Collect every line of the records below that contains the word "自信让我们充满激情".

## start DATA ROWS

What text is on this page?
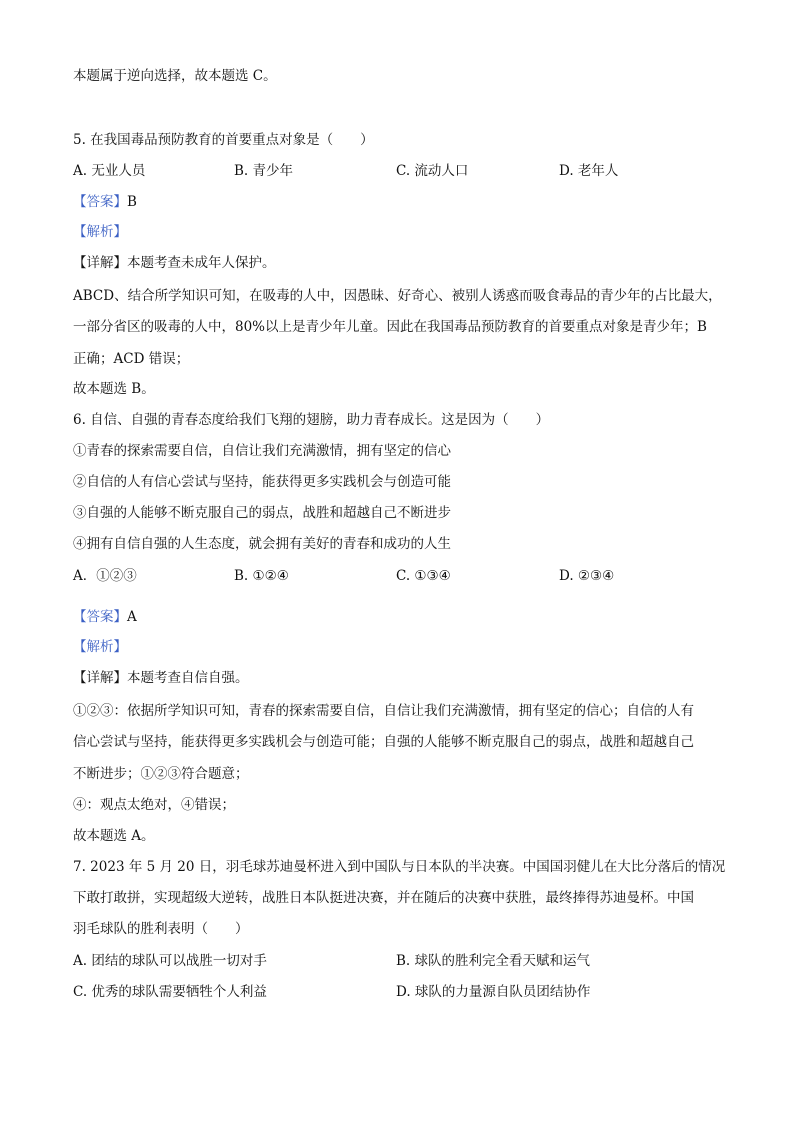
本题属于逆向选择，故本题选 C。
5. 在我国毒品预防教育的首要重点对象是（　　）
A. 无业人员	B. 青少年	C. 流动人口	D. 老年人
【答案】B
【解析】
【详解】本题考查未成年人保护。
ABCD、结合所学知识可知，在吸毒的人中，因愚昧、好奇心、被别人诱惑而吸食毒品的青少年的占比最大，
一部分省区的吸毒的人中，80%以上是青少年儿童。因此在我国毒品预防教育的首要重点对象是青少年；B
正确；ACD 错误；
故本题选 B。
6. 自信、自强的青春态度给我们飞翔的翅膀，助力青春成长。这是因为（　　）
①青春的探索需要自信，自信让我们充满激情，拥有坚定的信心
②自信的人有信心尝试与坚持，能获得更多实践机会与创造可能
③自强的人能够不断克服自己的弱点，战胜和超越自己不断进步
④拥有自信自强的人生态度，就会拥有美好的青春和成功的人生
A．①②③	B. ①②④	C. ①③④	D. ②③④
【答案】A
【解析】
【详解】本题考查自信自强。
①②③：依据所学知识可知，青春的探索需要自信，自信让我们充满激情，拥有坚定的信心；自信的人有
信心尝试与坚持，能获得更多实践机会与创造可能；自强的人能够不断克服自己的弱点，战胜和超越自己
不断进步；①②③符合题意；
④：观点太绝对，④错误；
故本题选 A。
7. 2023 年 5 月 20 日，羽毛球苏迪曼杯进入到中国队与日本队的半决赛。中国国羽健儿在大比分落后的情况
下敢打敢拼，实现超级大逆转，战胜日本队挺进决赛，并在随后的决赛中获胜，最终捧得苏迪曼杯。中国
羽毛球队的胜利表明（　　）
A. 团结的球队可以战胜一切对手	B. 球队的胜利完全看天赋和运气
C. 优秀的球队需要牺牲个人利益	D. 球队的力量源自队员团结协作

## end DATA ROWS

SOLUTION FOR THIS EXERCISE
①青春的探索需要自信，自信让我们充满激情，拥有坚定的信心
①②③：依据所学知识可知，青春的探索需要自信，自信让我们充满激情，拥有坚定的信心；自信的人有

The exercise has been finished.